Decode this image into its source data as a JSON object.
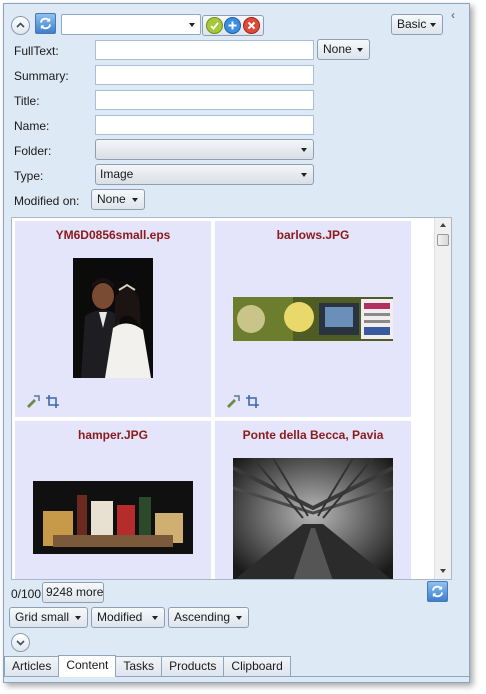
{
  "toolbar": {
    "search_combo_value": "",
    "mode_button": "Basic",
    "expand_icon": "chevron-up-circle-icon",
    "refresh_icon": "refresh-icon",
    "actions": [
      "check-icon",
      "plus-icon",
      "remove-icon"
    ]
  },
  "filters": {
    "fulltext_label": "FullText:",
    "fulltext_value": "",
    "fulltext_scope": "None",
    "summary_label": "Summary:",
    "summary_value": "",
    "title_label": "Title:",
    "title_value": "",
    "name_label": "Name:",
    "name_value": "",
    "folder_label": "Folder:",
    "folder_value": "",
    "type_label": "Type:",
    "type_value": "Image",
    "modified_label": "Modified on:",
    "modified_value": "None"
  },
  "results": {
    "items": [
      {
        "title": "YM6D0856small.eps",
        "thumb": "wedding-couple-photo"
      },
      {
        "title": "barlows.JPG",
        "thumb": "banner-advert"
      },
      {
        "title": "hamper.JPG",
        "thumb": "gift-hamper-photo"
      },
      {
        "title": "Ponte della Becca, Pavia",
        "thumb": "bridge-photo"
      }
    ]
  },
  "footer": {
    "count": "0/100",
    "more_button": "9248 more",
    "view_mode": "Grid small",
    "sort_field": "Modified",
    "sort_order": "Ascending"
  },
  "tabs": [
    "Articles",
    "Content",
    "Tasks",
    "Products",
    "Clipboard"
  ],
  "active_tab": "Content",
  "colors": {
    "panel_bg": "#dde9f4",
    "cell_bg": "#e4e4fb",
    "title_text": "#8b1a1a"
  }
}
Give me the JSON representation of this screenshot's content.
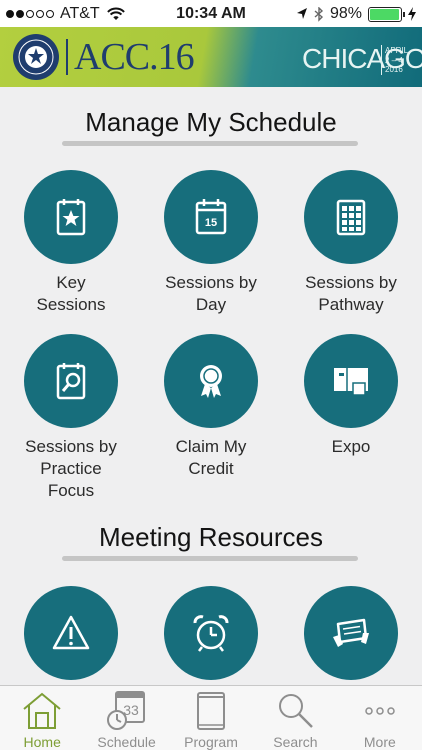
{
  "status_bar": {
    "carrier": "AT&T",
    "time": "10:34 AM",
    "battery": "98%",
    "battery_level": 0.98
  },
  "banner": {
    "event": "ACC.16",
    "city": "CHICAGO",
    "dates_line1": "APRIL",
    "dates_line2": "2 – 4",
    "dates_line3": "2016"
  },
  "sections": {
    "schedule_title": "Manage My Schedule",
    "resources_title": "Meeting Resources"
  },
  "schedule_tiles": [
    {
      "line1": "Key",
      "line2": "Sessions",
      "line3": "",
      "icon": "star-calendar-icon"
    },
    {
      "line1": "Sessions by",
      "line2": "Day",
      "line3": "",
      "icon": "calendar-day-icon"
    },
    {
      "line1": "Sessions by",
      "line2": "Pathway",
      "line3": "",
      "icon": "grid-calendar-icon"
    },
    {
      "line1": "Sessions by",
      "line2": "Practice",
      "line3": "Focus",
      "icon": "magnifier-calendar-icon"
    },
    {
      "line1": "Claim My",
      "line2": "Credit",
      "line3": "",
      "icon": "award-ribbon-icon"
    },
    {
      "line1": "Expo",
      "line2": "",
      "line3": "",
      "icon": "expo-booth-icon"
    }
  ],
  "resource_tiles": [
    {
      "icon": "warning-icon"
    },
    {
      "icon": "alarm-clock-icon"
    },
    {
      "icon": "hands-sign-icon"
    }
  ],
  "tabs": [
    {
      "label": "Home",
      "icon": "home-icon",
      "active": true
    },
    {
      "label": "Schedule",
      "icon": "calendar-clock-icon",
      "active": false
    },
    {
      "label": "Program",
      "icon": "book-icon",
      "active": false
    },
    {
      "label": "Search",
      "icon": "search-icon",
      "active": false
    },
    {
      "label": "More",
      "icon": "more-icon",
      "active": false
    }
  ],
  "colors": {
    "tile": "#176e7c",
    "banner_green": "#b3cf3f",
    "banner_teal": "#116b7a",
    "tab_active": "#7d9e35",
    "tab_inactive": "#8e8e8e"
  }
}
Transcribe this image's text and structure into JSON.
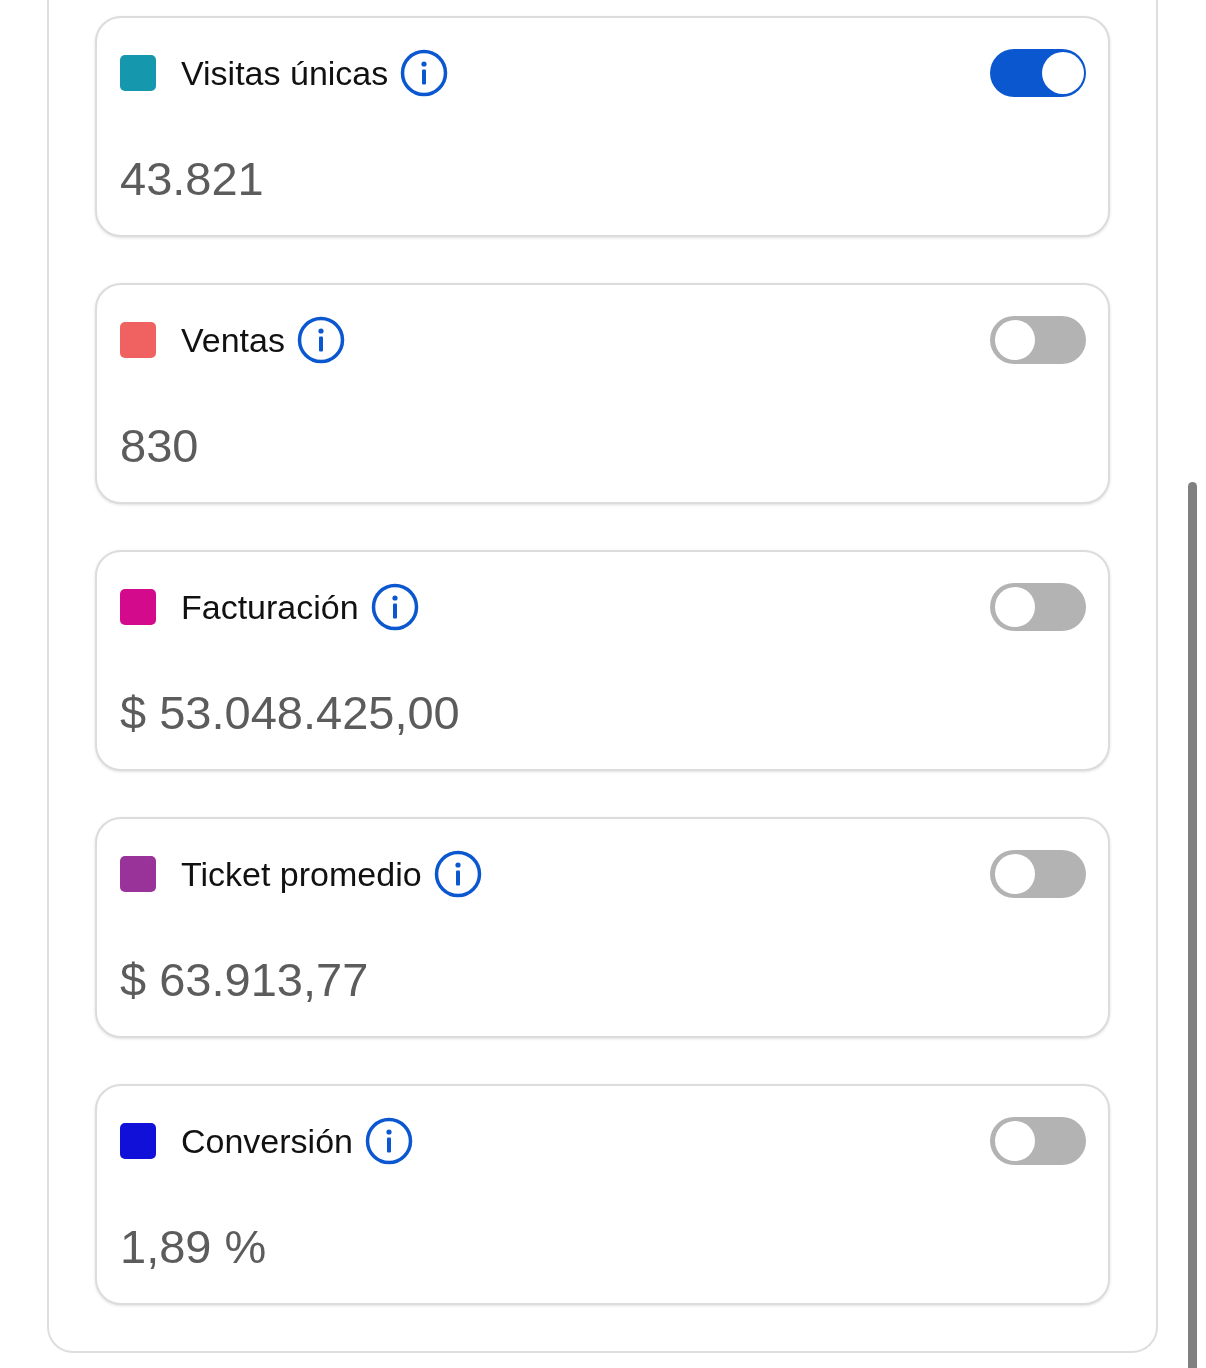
{
  "metrics": [
    {
      "label": "Visitas únicas",
      "value": "43.821",
      "color": "#1597ae",
      "on": true
    },
    {
      "label": "Ventas",
      "value": "830",
      "color": "#f06262",
      "on": false
    },
    {
      "label": "Facturación",
      "value": "$ 53.048.425,00",
      "color": "#d40a8c",
      "on": false
    },
    {
      "label": "Ticket promedio",
      "value": "$ 63.913,77",
      "color": "#993399",
      "on": false
    },
    {
      "label": "Conversión",
      "value": "1,89 %",
      "color": "#1010d8",
      "on": false
    }
  ]
}
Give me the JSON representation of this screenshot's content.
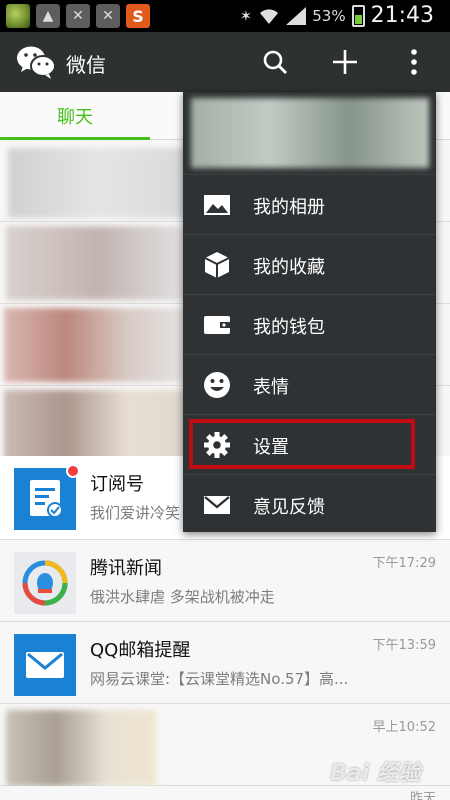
{
  "status_bar": {
    "battery": "53%",
    "time": "21:43",
    "notification_icons": [
      "app-icon",
      "image-icon",
      "no-signal-icon",
      "no-signal-icon",
      "s-app-icon"
    ]
  },
  "action_bar": {
    "title": "微信",
    "icons": [
      "wechat-logo",
      "search-icon",
      "plus-icon",
      "more-icon"
    ]
  },
  "tabs": {
    "active": "聊天"
  },
  "conversations": [
    {
      "title": "订阅号",
      "subtitle": "我们爱讲冷笑",
      "time": "",
      "avatar": "subscription-icon",
      "unread_dot": true
    },
    {
      "title": "腾讯新闻",
      "subtitle": "俄洪水肆虐 多架战机被冲走",
      "time": "下午17:29",
      "avatar": "tencent-news-icon"
    },
    {
      "title": "QQ邮箱提醒",
      "subtitle": "网易云课堂:【云课堂精选No.57】高...",
      "time": "下午13:59",
      "avatar": "mail-icon"
    },
    {
      "title": "",
      "subtitle": "",
      "time": "早上10:52",
      "avatar": "blurred"
    },
    {
      "title": "",
      "subtitle": "",
      "time": "昨天",
      "avatar": "blurred"
    }
  ],
  "menu": {
    "items": [
      {
        "label": "我的相册",
        "icon": "photo-icon"
      },
      {
        "label": "我的收藏",
        "icon": "cube-icon"
      },
      {
        "label": "我的钱包",
        "icon": "wallet-icon"
      },
      {
        "label": "表情",
        "icon": "smiley-icon"
      },
      {
        "label": "设置",
        "icon": "gear-icon",
        "highlighted": true
      },
      {
        "label": "意见反馈",
        "icon": "envelope-icon"
      }
    ],
    "highlight_color": "#c00a12"
  },
  "colors": {
    "accent": "#45c01a",
    "action_bar": "#2e3132",
    "menu_bg": "#2f3234"
  },
  "watermark": "Bai 经验"
}
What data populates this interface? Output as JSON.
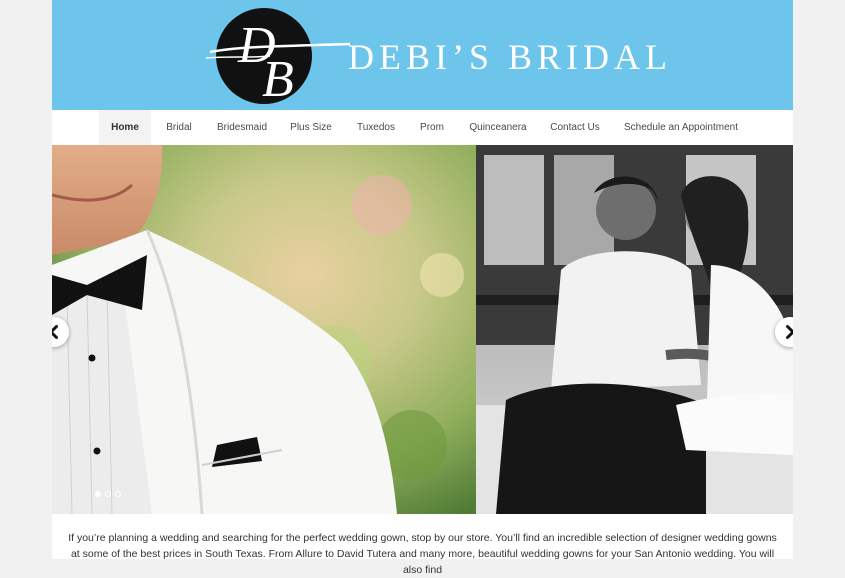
{
  "brand": {
    "monogram": "DB",
    "name": "DEBI’S BRIDAL"
  },
  "nav": {
    "items": [
      {
        "label": "Home",
        "active": true
      },
      {
        "label": "Bridal"
      },
      {
        "label": "Bridesmaid"
      },
      {
        "label": "Plus Size"
      },
      {
        "label": "Tuxedos"
      },
      {
        "label": "Prom"
      },
      {
        "label": "Quinceanera"
      },
      {
        "label": "Contact Us"
      },
      {
        "label": "Schedule an Appointment"
      }
    ]
  },
  "slider": {
    "prev_icon": "chevron-left-icon",
    "next_icon": "chevron-right-icon",
    "dots": 3,
    "active_dot": 1
  },
  "intro": {
    "text": "If you’re planning a wedding and searching for the perfect wedding gown, stop by our store. You’ll find an incredible selection of designer wedding gowns at some of the best prices in South Texas. From Allure to David Tutera and many more, beautiful wedding gowns for your San Antonio wedding. You will also find"
  },
  "colors": {
    "header_bg": "#6ec5ec",
    "page_bg": "#f1f1f1"
  }
}
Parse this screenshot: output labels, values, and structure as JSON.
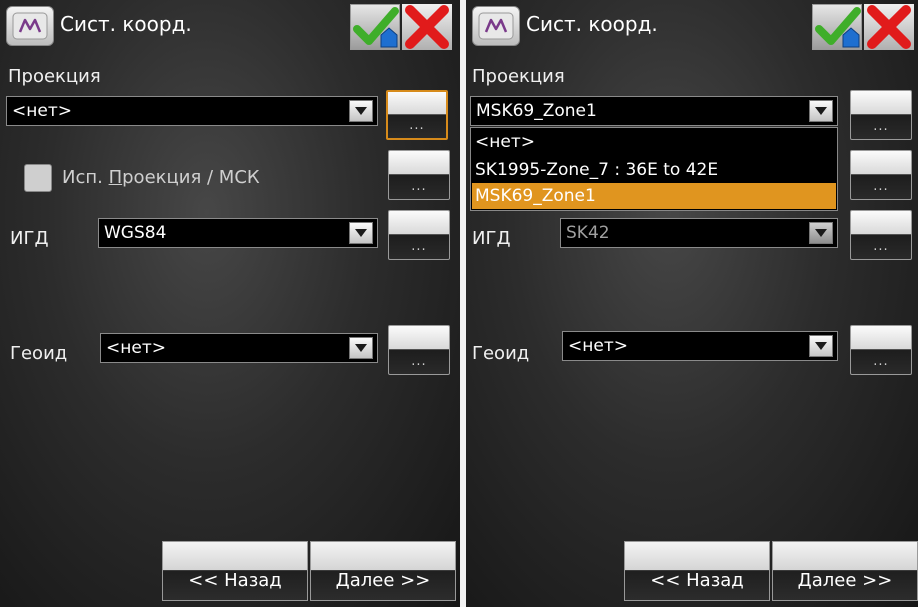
{
  "left": {
    "title": "Сист. коорд.",
    "projection_label": "Проекция",
    "projection_value": "<нет>",
    "use_projection_label_prefix": "Исп. ",
    "use_projection_label_underlined": "П",
    "use_projection_label_rest": "роекция / МСК",
    "datum_label": "ИГД",
    "datum_value": "WGS84",
    "geoid_label": "Геоид",
    "geoid_value": "<нет>",
    "more_label": "...",
    "back_label": "<< Назад",
    "next_label": "Далее >>"
  },
  "right": {
    "title": "Сист. коорд.",
    "projection_label": "Проекция",
    "projection_value": "MSK69_Zone1",
    "dropdown_options": [
      "<нет>",
      "SK1995-Zone_7 : 36E to 42E",
      "MSK69_Zone1"
    ],
    "selected_option_index": 2,
    "datum_label": "ИГД",
    "datum_value": "SK42",
    "geoid_label": "Геоид",
    "geoid_value": "<нет>",
    "more_label": "...",
    "back_label": "<< Назад",
    "next_label": "Далее >>"
  },
  "colors": {
    "accent": "#e0951f",
    "ok_check": "#3fae2a",
    "cancel_x": "#e11b1b",
    "background": "#2c2c2c"
  },
  "icons": {
    "app": "m-logo-icon",
    "ok": "check-home-icon",
    "cancel": "close-icon",
    "combo_arrow": "chevron-down-icon"
  }
}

▬▬▬▬▬▬▬▬▬▬

— Instructions for the task —
Take every line from the data that contains the word "into".

— Answer —
Decode this image into its source data as a JSON object.
Transcribe this image's text and structure into JSON.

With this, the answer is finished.